**WORK REQUIRED**. Copy every line from the data below in which the string "here" can be found.

**EXERCISE INPUT**.
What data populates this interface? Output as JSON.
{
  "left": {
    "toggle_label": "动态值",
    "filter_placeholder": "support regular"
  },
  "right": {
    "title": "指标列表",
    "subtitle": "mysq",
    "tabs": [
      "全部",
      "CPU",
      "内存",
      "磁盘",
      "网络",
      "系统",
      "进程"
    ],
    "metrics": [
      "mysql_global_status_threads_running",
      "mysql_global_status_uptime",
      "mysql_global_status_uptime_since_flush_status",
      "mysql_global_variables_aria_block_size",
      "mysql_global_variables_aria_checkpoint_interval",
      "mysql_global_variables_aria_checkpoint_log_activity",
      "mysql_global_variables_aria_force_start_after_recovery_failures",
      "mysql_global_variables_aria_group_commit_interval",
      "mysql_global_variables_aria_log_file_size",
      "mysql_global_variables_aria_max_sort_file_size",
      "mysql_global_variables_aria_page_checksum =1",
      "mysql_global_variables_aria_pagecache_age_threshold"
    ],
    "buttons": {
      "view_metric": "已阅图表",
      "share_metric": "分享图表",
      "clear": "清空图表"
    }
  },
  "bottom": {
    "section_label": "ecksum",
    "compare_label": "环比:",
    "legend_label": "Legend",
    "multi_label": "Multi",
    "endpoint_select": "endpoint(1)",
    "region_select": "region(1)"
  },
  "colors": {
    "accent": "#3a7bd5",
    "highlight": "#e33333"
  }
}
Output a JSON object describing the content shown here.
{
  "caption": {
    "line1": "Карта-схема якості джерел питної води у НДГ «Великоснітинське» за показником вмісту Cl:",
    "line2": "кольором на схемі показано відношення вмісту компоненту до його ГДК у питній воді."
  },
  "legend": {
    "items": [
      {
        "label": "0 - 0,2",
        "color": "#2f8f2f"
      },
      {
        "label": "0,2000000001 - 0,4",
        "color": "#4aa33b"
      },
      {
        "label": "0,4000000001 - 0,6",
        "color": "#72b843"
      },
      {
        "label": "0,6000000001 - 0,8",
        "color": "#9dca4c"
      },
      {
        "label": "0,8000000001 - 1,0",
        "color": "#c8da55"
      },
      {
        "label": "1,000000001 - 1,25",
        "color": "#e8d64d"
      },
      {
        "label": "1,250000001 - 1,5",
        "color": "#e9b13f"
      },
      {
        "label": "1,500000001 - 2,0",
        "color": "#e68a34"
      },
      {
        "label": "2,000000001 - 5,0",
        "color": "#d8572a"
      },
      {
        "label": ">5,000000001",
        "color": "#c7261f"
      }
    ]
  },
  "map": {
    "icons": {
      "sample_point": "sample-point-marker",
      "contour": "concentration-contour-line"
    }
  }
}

---

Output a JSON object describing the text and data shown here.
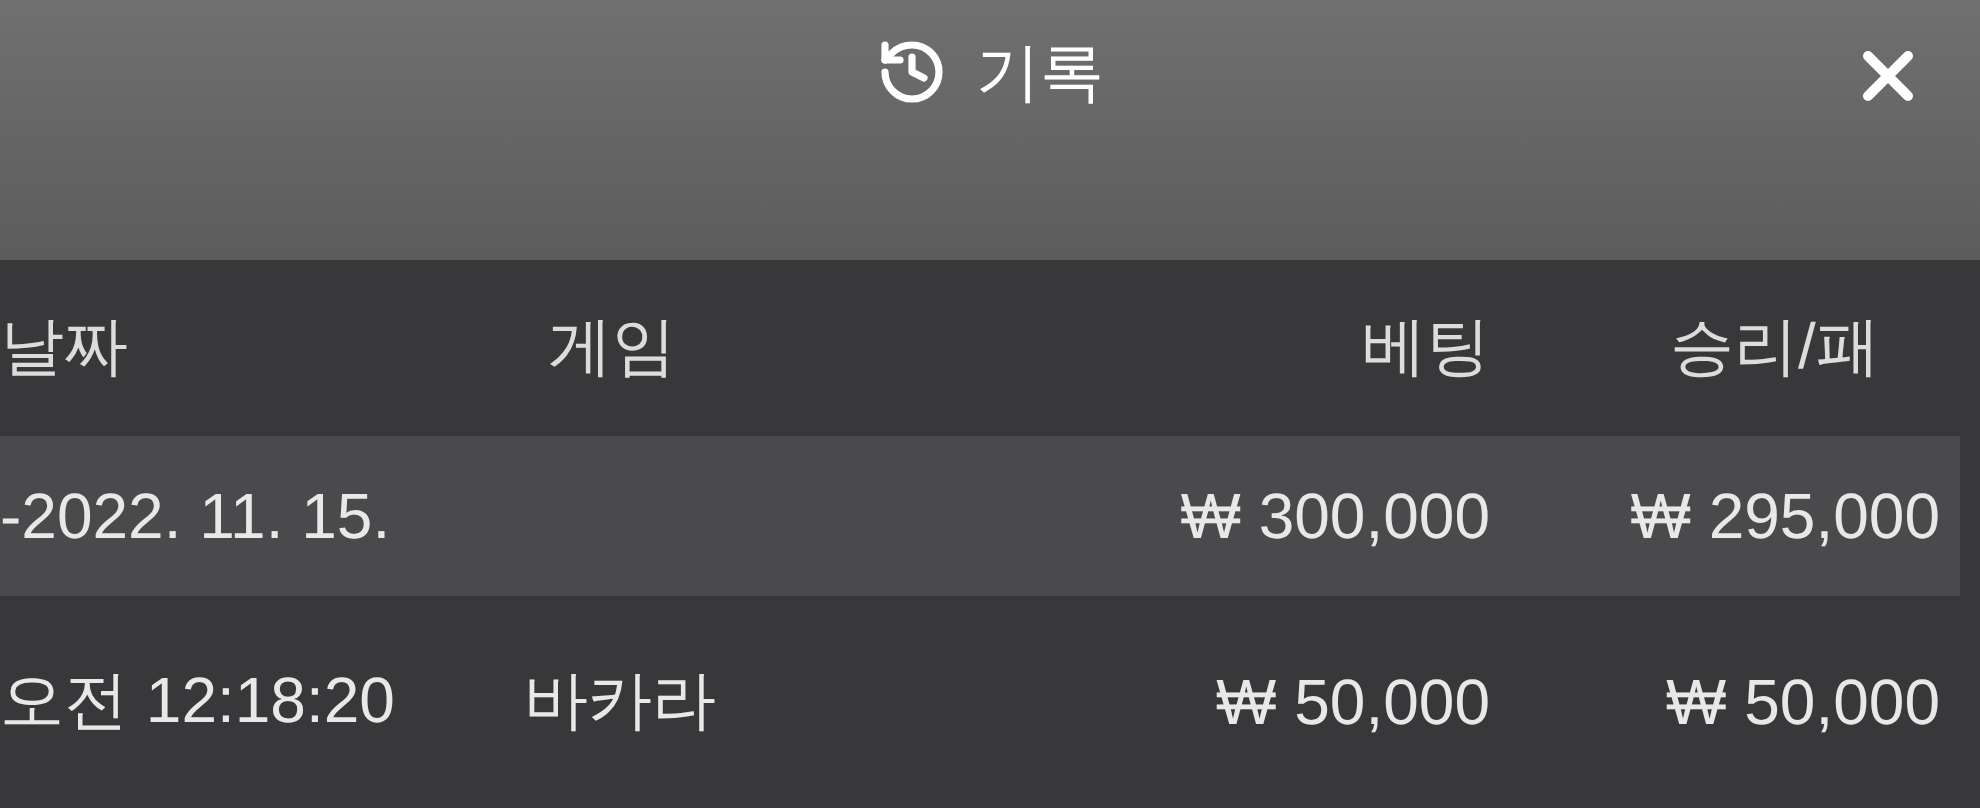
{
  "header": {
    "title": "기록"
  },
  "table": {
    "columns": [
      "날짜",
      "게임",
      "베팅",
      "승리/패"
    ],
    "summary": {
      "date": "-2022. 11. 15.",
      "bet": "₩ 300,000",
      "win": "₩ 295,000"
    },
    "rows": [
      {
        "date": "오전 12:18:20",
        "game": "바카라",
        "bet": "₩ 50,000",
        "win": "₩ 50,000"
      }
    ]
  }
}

**SOLVED PROBLEM**.
Output a JSON object describing the content shown here.
Output a JSON object describing the text and data shown here.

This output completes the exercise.